- EXERCISE OBJECTIVE:
Find all lines in the records that include the word "from", and copy them out.

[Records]
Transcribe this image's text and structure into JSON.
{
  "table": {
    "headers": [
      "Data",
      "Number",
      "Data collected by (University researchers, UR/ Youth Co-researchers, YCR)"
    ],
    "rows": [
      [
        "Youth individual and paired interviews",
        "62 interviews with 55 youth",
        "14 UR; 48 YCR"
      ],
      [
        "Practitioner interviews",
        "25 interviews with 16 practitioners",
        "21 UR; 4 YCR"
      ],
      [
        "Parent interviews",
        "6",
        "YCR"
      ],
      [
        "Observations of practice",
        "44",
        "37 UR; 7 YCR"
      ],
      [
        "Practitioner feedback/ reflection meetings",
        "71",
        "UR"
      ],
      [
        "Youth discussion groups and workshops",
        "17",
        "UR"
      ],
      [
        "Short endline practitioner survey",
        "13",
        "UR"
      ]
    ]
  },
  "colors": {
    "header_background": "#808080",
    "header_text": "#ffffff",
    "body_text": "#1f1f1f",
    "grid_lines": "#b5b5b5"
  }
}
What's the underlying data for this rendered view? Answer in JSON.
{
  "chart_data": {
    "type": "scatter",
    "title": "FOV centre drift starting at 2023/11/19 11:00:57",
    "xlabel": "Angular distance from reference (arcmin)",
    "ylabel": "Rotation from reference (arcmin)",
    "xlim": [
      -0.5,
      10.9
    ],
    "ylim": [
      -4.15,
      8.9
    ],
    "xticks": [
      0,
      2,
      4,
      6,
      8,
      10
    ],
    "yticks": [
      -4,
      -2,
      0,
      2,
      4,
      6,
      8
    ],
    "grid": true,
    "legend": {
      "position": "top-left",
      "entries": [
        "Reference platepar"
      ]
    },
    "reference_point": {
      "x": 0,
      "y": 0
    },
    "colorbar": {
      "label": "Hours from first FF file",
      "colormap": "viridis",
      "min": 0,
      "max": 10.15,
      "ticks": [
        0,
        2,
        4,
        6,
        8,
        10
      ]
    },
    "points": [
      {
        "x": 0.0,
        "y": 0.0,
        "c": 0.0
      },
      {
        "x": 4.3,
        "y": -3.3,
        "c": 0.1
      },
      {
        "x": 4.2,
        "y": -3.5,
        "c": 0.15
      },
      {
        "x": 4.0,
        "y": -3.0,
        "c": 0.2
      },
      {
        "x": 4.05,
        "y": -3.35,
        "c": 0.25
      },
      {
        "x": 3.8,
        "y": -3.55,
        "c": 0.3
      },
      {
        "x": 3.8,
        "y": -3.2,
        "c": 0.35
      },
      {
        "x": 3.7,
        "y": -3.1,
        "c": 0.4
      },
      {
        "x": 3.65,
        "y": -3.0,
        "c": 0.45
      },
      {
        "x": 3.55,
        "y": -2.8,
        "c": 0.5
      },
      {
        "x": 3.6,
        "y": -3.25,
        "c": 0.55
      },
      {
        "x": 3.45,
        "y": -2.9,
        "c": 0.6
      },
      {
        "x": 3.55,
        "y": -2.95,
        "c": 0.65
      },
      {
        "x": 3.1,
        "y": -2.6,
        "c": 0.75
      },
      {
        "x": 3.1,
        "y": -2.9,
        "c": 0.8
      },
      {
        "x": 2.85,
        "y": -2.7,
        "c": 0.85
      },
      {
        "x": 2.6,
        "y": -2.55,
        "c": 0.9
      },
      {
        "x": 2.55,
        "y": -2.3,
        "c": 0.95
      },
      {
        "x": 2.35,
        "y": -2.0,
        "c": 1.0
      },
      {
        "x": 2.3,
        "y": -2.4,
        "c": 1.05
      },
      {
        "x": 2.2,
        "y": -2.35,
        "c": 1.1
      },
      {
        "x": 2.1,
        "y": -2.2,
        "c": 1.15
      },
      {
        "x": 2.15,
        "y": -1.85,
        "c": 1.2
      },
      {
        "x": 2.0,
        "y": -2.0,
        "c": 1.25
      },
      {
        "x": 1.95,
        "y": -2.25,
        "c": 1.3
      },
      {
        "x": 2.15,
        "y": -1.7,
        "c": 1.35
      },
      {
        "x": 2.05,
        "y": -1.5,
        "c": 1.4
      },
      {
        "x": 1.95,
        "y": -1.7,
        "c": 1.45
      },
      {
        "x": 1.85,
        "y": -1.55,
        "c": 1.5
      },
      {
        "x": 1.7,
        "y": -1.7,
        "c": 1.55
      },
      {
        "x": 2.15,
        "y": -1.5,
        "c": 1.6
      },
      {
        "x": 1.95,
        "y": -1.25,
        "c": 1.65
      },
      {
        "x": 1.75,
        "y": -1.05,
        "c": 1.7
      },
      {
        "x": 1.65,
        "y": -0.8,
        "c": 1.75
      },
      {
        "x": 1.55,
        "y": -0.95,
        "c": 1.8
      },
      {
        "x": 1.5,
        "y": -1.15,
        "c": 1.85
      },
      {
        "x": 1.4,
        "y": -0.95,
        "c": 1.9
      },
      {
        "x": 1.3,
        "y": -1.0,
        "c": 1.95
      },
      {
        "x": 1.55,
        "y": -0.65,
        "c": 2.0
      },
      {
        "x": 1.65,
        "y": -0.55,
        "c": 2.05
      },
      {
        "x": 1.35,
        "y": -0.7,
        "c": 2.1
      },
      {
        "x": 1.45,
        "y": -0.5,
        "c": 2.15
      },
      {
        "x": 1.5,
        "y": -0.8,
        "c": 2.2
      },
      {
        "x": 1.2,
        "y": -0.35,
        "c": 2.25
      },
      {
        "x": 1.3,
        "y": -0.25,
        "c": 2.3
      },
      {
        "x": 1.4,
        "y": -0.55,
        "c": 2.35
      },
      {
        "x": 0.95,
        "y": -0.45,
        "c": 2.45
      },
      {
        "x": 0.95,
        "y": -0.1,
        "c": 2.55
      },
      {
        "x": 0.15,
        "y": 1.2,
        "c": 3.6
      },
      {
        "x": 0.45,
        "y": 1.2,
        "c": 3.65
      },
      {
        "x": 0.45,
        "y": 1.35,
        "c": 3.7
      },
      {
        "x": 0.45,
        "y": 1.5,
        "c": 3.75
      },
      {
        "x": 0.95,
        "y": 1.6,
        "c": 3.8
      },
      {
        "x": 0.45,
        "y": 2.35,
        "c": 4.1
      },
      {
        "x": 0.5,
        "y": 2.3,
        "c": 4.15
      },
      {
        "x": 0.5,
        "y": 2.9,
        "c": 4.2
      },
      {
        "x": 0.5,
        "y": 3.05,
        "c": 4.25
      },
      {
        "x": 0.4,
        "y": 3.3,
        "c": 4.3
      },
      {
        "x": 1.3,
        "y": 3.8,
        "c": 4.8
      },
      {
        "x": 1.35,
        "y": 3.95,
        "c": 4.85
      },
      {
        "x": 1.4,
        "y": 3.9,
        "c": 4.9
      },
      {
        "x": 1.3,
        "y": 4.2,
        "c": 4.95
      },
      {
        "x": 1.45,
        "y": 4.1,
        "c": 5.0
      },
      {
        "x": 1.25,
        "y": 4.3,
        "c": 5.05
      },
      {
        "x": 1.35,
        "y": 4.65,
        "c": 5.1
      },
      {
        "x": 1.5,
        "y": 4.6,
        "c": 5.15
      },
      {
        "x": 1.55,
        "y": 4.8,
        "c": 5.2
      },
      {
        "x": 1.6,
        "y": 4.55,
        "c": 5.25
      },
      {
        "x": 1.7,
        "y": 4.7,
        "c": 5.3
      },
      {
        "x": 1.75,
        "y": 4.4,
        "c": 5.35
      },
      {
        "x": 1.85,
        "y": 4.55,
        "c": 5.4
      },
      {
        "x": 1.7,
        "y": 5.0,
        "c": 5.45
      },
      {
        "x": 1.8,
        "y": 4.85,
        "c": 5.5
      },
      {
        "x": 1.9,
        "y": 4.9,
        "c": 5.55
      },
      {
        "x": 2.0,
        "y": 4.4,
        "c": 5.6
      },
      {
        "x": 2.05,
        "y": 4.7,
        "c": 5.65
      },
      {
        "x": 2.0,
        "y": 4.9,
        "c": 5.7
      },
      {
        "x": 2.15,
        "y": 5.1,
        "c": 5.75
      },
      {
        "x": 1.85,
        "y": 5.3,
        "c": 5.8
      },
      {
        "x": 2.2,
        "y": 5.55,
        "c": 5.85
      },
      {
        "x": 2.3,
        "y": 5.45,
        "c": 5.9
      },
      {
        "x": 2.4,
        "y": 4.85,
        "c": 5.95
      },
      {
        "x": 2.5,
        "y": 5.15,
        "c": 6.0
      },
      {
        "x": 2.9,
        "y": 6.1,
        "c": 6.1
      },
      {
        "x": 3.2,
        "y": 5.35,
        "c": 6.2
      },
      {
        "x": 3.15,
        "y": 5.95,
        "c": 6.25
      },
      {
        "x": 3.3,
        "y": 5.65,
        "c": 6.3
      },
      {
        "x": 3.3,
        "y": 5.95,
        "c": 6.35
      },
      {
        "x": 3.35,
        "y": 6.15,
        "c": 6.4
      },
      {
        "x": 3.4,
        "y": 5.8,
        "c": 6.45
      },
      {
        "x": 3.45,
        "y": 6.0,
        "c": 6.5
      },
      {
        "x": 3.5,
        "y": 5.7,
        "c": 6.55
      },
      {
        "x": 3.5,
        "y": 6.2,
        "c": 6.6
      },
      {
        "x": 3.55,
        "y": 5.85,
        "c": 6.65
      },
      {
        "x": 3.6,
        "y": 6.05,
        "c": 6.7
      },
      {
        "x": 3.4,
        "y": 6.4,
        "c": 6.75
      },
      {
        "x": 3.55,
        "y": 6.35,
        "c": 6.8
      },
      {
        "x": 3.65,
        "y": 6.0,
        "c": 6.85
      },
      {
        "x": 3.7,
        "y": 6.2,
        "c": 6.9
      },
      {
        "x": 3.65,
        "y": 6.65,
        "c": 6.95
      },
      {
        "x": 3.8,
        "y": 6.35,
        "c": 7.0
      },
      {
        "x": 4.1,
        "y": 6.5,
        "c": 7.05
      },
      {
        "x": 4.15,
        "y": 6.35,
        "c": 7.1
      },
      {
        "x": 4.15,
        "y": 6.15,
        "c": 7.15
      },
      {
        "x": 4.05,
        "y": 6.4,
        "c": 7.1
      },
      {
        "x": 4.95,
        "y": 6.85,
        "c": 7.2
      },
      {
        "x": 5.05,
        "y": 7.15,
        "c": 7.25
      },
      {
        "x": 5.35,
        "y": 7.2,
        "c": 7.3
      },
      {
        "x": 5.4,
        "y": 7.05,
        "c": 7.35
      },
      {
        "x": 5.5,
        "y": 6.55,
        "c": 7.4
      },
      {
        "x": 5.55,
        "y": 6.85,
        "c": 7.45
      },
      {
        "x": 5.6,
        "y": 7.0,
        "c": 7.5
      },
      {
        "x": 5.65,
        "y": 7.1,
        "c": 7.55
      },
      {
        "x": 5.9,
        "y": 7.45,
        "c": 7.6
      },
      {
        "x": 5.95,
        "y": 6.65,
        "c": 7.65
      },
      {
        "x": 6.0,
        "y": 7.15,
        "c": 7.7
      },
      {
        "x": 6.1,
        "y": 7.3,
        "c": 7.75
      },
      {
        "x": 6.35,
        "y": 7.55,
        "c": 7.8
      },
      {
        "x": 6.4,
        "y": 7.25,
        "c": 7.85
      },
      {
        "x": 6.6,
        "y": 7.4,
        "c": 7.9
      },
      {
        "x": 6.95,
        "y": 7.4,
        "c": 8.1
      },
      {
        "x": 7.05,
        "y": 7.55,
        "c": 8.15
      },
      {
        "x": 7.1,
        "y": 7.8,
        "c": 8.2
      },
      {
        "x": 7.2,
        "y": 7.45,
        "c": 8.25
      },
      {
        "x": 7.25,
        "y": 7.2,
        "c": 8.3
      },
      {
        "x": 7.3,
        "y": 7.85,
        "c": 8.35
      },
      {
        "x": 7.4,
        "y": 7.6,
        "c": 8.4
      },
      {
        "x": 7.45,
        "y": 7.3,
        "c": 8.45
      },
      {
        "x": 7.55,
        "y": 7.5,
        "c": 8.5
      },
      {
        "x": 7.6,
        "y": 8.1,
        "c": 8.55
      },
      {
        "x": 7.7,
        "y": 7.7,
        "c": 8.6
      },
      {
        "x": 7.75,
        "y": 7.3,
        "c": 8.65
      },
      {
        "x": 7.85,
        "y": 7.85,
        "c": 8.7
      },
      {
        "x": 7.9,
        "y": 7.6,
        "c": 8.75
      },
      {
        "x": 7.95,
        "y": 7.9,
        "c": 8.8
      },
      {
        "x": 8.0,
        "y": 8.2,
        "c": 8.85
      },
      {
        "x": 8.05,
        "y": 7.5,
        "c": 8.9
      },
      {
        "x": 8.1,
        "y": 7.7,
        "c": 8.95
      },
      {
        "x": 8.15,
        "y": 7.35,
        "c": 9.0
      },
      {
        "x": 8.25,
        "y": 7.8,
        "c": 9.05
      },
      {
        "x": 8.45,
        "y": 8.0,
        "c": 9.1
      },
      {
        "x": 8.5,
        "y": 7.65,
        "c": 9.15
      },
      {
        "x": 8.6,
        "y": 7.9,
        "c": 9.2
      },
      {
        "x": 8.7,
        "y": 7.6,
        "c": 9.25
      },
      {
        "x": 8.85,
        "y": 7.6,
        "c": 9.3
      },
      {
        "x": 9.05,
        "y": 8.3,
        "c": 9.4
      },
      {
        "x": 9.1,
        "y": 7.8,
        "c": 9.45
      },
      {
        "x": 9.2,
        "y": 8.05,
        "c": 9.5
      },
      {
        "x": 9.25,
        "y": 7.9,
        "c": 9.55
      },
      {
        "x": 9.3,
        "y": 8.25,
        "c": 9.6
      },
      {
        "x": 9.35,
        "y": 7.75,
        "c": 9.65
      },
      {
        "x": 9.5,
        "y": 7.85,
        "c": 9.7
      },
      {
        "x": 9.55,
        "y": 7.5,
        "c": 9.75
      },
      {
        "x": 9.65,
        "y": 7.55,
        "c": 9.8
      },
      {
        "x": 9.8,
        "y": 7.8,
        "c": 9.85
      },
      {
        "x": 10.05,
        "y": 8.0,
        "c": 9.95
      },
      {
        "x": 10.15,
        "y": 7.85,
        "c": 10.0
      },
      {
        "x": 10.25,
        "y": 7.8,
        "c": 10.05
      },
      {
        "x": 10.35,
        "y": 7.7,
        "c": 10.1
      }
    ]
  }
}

- RESPONSE TO THIS EXERCISE:
    "xlabel": "Angular distance from reference (arcmin)",
    "ylabel": "Rotation from reference (arcmin)",
      "label": "Hours from first FF file",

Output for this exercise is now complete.